-- BEGIN Listed records --

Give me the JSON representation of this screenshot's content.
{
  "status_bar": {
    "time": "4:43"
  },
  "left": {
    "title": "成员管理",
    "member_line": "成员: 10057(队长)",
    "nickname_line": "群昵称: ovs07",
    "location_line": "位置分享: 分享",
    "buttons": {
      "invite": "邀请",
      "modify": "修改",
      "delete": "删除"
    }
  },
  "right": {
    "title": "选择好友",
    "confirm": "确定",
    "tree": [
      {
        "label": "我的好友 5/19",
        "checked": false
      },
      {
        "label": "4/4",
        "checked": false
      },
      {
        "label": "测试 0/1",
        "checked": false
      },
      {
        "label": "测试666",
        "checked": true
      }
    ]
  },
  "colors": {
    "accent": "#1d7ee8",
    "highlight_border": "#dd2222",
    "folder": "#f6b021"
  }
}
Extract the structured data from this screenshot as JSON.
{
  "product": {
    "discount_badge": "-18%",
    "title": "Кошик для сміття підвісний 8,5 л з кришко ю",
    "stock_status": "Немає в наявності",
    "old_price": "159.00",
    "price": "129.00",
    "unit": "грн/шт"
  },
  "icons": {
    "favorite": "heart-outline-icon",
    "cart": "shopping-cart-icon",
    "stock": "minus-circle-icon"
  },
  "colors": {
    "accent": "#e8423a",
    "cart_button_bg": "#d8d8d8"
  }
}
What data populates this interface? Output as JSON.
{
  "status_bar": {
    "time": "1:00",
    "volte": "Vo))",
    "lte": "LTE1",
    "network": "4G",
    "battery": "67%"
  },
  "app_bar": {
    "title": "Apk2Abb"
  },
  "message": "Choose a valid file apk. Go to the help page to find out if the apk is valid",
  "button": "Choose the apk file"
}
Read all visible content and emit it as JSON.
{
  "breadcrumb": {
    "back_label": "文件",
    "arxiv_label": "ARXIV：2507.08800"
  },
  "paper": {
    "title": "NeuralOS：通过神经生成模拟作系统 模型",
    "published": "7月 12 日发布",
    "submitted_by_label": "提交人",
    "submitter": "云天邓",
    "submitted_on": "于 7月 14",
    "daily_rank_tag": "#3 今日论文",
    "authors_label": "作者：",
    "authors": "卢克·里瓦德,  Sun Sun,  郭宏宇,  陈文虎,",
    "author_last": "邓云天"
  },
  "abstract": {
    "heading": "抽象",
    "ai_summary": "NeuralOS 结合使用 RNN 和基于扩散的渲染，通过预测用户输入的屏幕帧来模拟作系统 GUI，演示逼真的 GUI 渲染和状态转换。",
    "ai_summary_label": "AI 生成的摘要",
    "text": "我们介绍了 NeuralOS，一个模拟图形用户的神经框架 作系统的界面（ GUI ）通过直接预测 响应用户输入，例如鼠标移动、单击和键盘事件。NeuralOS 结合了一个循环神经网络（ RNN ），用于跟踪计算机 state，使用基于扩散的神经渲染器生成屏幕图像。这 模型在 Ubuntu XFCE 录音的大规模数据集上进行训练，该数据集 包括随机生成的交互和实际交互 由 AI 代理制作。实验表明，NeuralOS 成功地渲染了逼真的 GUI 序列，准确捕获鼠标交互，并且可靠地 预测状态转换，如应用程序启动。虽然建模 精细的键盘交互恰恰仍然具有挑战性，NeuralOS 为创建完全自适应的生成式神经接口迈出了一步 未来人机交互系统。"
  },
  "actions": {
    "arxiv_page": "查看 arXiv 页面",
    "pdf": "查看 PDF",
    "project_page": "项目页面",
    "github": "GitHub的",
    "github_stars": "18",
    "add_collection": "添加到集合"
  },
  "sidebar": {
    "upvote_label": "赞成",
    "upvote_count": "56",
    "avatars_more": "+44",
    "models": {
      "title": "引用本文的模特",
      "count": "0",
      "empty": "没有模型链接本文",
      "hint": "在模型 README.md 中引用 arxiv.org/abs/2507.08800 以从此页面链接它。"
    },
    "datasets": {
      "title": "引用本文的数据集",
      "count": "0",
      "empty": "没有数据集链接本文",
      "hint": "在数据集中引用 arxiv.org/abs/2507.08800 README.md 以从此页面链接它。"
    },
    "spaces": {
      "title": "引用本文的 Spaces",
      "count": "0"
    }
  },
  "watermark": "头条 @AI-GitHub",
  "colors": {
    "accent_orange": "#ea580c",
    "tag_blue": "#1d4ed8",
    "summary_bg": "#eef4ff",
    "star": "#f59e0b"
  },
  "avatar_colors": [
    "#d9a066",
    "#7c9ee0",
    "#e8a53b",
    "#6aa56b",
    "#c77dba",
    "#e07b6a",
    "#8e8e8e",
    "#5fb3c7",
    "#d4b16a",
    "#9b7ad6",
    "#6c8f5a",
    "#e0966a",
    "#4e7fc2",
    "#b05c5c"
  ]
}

-- END Listed records --

# What the task requires
Return all of the above records exactly, leaving no line out.

# Answer for the task
Give me the JSON representation of this screenshot's content.
{
  "status_bar": {
    "time": "4:43"
  },
  "left": {
    "title": "成员管理",
    "member_line": "成员: 10057(队长)",
    "nickname_line": "群昵称: ovs07",
    "location_line": "位置分享: 分享",
    "buttons": {
      "invite": "邀请",
      "modify": "修改",
      "delete": "删除"
    }
  },
  "right": {
    "title": "选择好友",
    "confirm": "确定",
    "tree": [
      {
        "label": "我的好友 5/19",
        "checked": false
      },
      {
        "label": "4/4",
        "checked": false
      },
      {
        "label": "测试 0/1",
        "checked": false
      },
      {
        "label": "测试666",
        "checked": true
      }
    ]
  },
  "colors": {
    "accent": "#1d7ee8",
    "highlight_border": "#dd2222",
    "folder": "#f6b021"
  }
}
Extract the structured data from this screenshot as JSON.
{
  "product": {
    "discount_badge": "-18%",
    "title": "Кошик для сміття підвісний 8,5 л з кришко ю",
    "stock_status": "Немає в наявності",
    "old_price": "159.00",
    "price": "129.00",
    "unit": "грн/шт"
  },
  "icons": {
    "favorite": "heart-outline-icon",
    "cart": "shopping-cart-icon",
    "stock": "minus-circle-icon"
  },
  "colors": {
    "accent": "#e8423a",
    "cart_button_bg": "#d8d8d8"
  }
}
What data populates this interface? Output as JSON.
{
  "status_bar": {
    "time": "1:00",
    "volte": "Vo))",
    "lte": "LTE1",
    "network": "4G",
    "battery": "67%"
  },
  "app_bar": {
    "title": "Apk2Abb"
  },
  "message": "Choose a valid file apk. Go to the help page to find out if the apk is valid",
  "button": "Choose the apk file"
}
Read all visible content and emit it as JSON.
{
  "breadcrumb": {
    "back_label": "文件",
    "arxiv_label": "ARXIV：2507.08800"
  },
  "paper": {
    "title": "NeuralOS：通过神经生成模拟作系统 模型",
    "published": "7月 12 日发布",
    "submitted_by_label": "提交人",
    "submitter": "云天邓",
    "submitted_on": "于 7月 14",
    "daily_rank_tag": "#3 今日论文",
    "authors_label": "作者：",
    "authors": "卢克·里瓦德,  Sun Sun,  郭宏宇,  陈文虎,",
    "author_last": "邓云天"
  },
  "abstract": {
    "heading": "抽象",
    "ai_summary": "NeuralOS 结合使用 RNN 和基于扩散的渲染，通过预测用户输入的屏幕帧来模拟作系统 GUI，演示逼真的 GUI 渲染和状态转换。",
    "ai_summary_label": "AI 生成的摘要",
    "text": "我们介绍了 NeuralOS，一个模拟图形用户的神经框架 作系统的界面（ GUI ）通过直接预测 响应用户输入，例如鼠标移动、单击和键盘事件。NeuralOS 结合了一个循环神经网络（ RNN ），用于跟踪计算机 state，使用基于扩散的神经渲染器生成屏幕图像。这 模型在 Ubuntu XFCE 录音的大规模数据集上进行训练，该数据集 包括随机生成的交互和实际交互 由 AI 代理制作。实验表明，NeuralOS 成功地渲染了逼真的 GUI 序列，准确捕获鼠标交互，并且可靠地 预测状态转换，如应用程序启动。虽然建模 精细的键盘交互恰恰仍然具有挑战性，NeuralOS 为创建完全自适应的生成式神经接口迈出了一步 未来人机交互系统。"
  },
  "actions": {
    "arxiv_page": "查看 arXiv 页面",
    "pdf": "查看 PDF",
    "project_page": "项目页面",
    "github": "GitHub的",
    "github_stars": "18",
    "add_collection": "添加到集合"
  },
  "sidebar": {
    "upvote_label": "赞成",
    "upvote_count": "56",
    "avatars_more": "+44",
    "models": {
      "title": "引用本文的模特",
      "count": "0",
      "empty": "没有模型链接本文",
      "hint": "在模型 README.md 中引用 arxiv.org/abs/2507.08800 以从此页面链接它。"
    },
    "datasets": {
      "title": "引用本文的数据集",
      "count": "0",
      "empty": "没有数据集链接本文",
      "hint": "在数据集中引用 arxiv.org/abs/2507.08800 README.md 以从此页面链接它。"
    },
    "spaces": {
      "title": "引用本文的 Spaces",
      "count": "0"
    }
  },
  "watermark": "头条 @AI-GitHub",
  "colors": {
    "accent_orange": "#ea580c",
    "tag_blue": "#1d4ed8",
    "summary_bg": "#eef4ff",
    "star": "#f59e0b"
  },
  "avatar_colors": [
    "#d9a066",
    "#7c9ee0",
    "#e8a53b",
    "#6aa56b",
    "#c77dba",
    "#e07b6a",
    "#8e8e8e",
    "#5fb3c7",
    "#d4b16a",
    "#9b7ad6",
    "#6c8f5a",
    "#e0966a",
    "#4e7fc2",
    "#b05c5c"
  ]
}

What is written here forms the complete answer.